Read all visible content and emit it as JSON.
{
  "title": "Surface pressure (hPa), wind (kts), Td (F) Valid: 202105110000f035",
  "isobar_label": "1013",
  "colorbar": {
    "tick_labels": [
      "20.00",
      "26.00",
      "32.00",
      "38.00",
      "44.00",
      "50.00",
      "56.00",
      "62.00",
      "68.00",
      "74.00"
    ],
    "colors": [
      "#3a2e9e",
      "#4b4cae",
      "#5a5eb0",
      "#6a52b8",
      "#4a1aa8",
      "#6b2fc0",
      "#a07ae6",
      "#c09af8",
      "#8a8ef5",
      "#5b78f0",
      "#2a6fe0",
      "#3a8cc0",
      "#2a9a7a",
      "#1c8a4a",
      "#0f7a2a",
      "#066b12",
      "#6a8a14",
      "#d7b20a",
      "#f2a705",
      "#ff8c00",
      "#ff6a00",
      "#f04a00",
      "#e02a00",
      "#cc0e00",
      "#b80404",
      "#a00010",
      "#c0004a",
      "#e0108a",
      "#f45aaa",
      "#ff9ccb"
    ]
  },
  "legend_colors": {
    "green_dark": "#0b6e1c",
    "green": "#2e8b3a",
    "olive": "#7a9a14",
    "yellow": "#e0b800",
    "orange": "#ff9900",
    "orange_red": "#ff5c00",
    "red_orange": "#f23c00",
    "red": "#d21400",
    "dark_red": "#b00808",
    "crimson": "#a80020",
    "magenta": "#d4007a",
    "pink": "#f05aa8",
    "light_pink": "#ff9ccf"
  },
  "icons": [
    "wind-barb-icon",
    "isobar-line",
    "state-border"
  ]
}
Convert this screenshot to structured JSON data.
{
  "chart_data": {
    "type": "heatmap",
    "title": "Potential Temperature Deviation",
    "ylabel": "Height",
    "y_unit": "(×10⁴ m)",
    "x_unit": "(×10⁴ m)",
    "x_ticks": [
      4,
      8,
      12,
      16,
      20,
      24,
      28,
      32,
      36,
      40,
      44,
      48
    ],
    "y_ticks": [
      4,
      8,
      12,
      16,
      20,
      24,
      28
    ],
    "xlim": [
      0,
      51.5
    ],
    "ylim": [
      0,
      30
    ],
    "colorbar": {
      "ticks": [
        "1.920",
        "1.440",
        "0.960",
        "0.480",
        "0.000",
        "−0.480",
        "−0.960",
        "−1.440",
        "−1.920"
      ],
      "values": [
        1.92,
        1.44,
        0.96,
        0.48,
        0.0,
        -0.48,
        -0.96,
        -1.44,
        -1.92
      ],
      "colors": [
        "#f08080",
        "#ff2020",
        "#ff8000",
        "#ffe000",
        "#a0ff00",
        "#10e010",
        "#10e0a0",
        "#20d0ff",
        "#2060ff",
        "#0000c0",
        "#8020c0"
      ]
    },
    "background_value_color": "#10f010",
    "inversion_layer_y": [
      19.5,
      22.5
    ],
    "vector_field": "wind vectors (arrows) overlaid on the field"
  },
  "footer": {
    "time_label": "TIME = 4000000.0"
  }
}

- TASK OBJECTIVE:
Output every record above exactly as it appears.

- FINISHED EXERCISE:
Read all visible content and emit it as JSON.
{
  "title": "Surface pressure (hPa), wind (kts), Td (F) Valid: 202105110000f035",
  "isobar_label": "1013",
  "colorbar": {
    "tick_labels": [
      "20.00",
      "26.00",
      "32.00",
      "38.00",
      "44.00",
      "50.00",
      "56.00",
      "62.00",
      "68.00",
      "74.00"
    ],
    "colors": [
      "#3a2e9e",
      "#4b4cae",
      "#5a5eb0",
      "#6a52b8",
      "#4a1aa8",
      "#6b2fc0",
      "#a07ae6",
      "#c09af8",
      "#8a8ef5",
      "#5b78f0",
      "#2a6fe0",
      "#3a8cc0",
      "#2a9a7a",
      "#1c8a4a",
      "#0f7a2a",
      "#066b12",
      "#6a8a14",
      "#d7b20a",
      "#f2a705",
      "#ff8c00",
      "#ff6a00",
      "#f04a00",
      "#e02a00",
      "#cc0e00",
      "#b80404",
      "#a00010",
      "#c0004a",
      "#e0108a",
      "#f45aaa",
      "#ff9ccb"
    ]
  },
  "legend_colors": {
    "green_dark": "#0b6e1c",
    "green": "#2e8b3a",
    "olive": "#7a9a14",
    "yellow": "#e0b800",
    "orange": "#ff9900",
    "orange_red": "#ff5c00",
    "red_orange": "#f23c00",
    "red": "#d21400",
    "dark_red": "#b00808",
    "crimson": "#a80020",
    "magenta": "#d4007a",
    "pink": "#f05aa8",
    "light_pink": "#ff9ccf"
  },
  "icons": [
    "wind-barb-icon",
    "isobar-line",
    "state-border"
  ]
}
Convert this screenshot to structured JSON data.
{
  "chart_data": {
    "type": "heatmap",
    "title": "Potential Temperature Deviation",
    "ylabel": "Height",
    "y_unit": "(×10⁴ m)",
    "x_unit": "(×10⁴ m)",
    "x_ticks": [
      4,
      8,
      12,
      16,
      20,
      24,
      28,
      32,
      36,
      40,
      44,
      48
    ],
    "y_ticks": [
      4,
      8,
      12,
      16,
      20,
      24,
      28
    ],
    "xlim": [
      0,
      51.5
    ],
    "ylim": [
      0,
      30
    ],
    "colorbar": {
      "ticks": [
        "1.920",
        "1.440",
        "0.960",
        "0.480",
        "0.000",
        "−0.480",
        "−0.960",
        "−1.440",
        "−1.920"
      ],
      "values": [
        1.92,
        1.44,
        0.96,
        0.48,
        0.0,
        -0.48,
        -0.96,
        -1.44,
        -1.92
      ],
      "colors": [
        "#f08080",
        "#ff2020",
        "#ff8000",
        "#ffe000",
        "#a0ff00",
        "#10e010",
        "#10e0a0",
        "#20d0ff",
        "#2060ff",
        "#0000c0",
        "#8020c0"
      ]
    },
    "background_value_color": "#10f010",
    "inversion_layer_y": [
      19.5,
      22.5
    ],
    "vector_field": "wind vectors (arrows) overlaid on the field"
  },
  "footer": {
    "time_label": "TIME = 4000000.0"
  }
}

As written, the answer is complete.